### CHALLENGE
Search the data for the string "Finance" and extract every line where it appears.

Dataset entries:
^^^^^^^^^^^^^^^^
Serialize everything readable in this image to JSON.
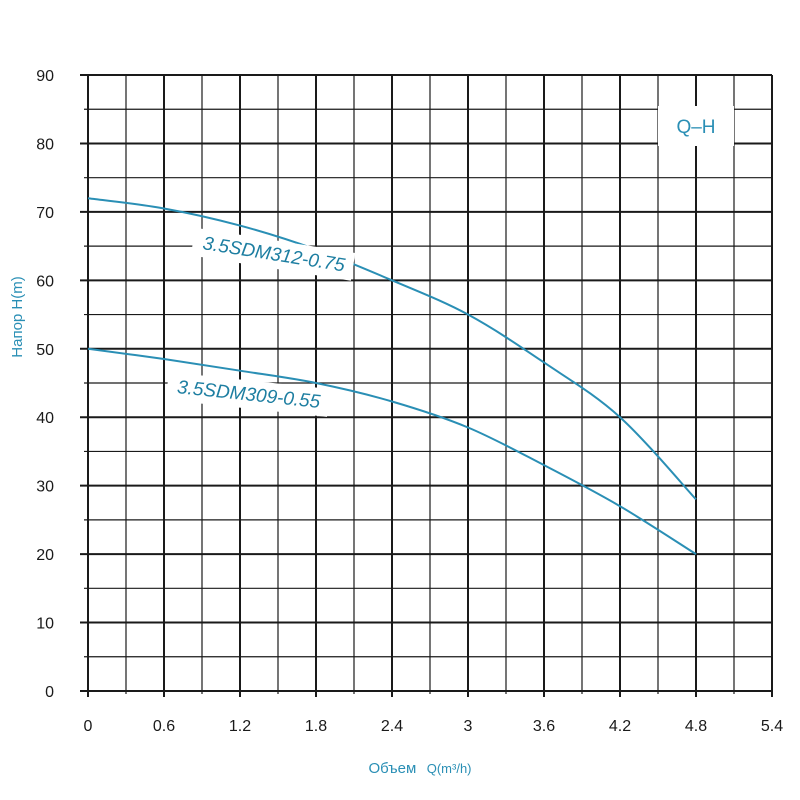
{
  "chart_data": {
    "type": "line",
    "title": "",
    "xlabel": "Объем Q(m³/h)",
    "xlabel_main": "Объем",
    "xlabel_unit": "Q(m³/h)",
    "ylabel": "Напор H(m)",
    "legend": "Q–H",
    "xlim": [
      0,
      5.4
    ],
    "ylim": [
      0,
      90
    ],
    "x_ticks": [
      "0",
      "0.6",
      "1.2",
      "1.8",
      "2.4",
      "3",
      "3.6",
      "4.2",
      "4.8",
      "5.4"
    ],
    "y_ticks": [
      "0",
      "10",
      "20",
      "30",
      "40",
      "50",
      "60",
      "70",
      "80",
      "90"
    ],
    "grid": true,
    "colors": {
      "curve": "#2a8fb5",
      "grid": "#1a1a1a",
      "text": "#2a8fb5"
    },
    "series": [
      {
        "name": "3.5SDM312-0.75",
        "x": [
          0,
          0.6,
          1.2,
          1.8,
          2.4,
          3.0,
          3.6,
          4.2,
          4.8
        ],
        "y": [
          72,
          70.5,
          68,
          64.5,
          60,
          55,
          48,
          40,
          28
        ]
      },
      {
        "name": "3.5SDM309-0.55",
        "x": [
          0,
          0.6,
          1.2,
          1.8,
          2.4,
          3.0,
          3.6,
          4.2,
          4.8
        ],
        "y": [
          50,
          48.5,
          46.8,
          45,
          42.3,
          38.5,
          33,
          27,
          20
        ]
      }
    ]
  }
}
^^^^^^^^^^^^^^^^
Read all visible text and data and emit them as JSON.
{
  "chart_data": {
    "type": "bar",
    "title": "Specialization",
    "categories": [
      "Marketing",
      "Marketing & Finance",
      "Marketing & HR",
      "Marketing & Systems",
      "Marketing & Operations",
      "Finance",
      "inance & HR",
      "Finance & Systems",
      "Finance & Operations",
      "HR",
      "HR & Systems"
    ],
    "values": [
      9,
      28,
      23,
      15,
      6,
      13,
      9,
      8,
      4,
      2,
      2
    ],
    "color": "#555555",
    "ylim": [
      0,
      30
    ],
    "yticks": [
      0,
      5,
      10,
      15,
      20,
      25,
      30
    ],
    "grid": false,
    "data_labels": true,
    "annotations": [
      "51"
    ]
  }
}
^^^^^^^^^^^^^^^^
### RESPONSE BELOW
      "Marketing & Finance",
      "Finance",
      "Finance & Systems",
      "Finance & Operations",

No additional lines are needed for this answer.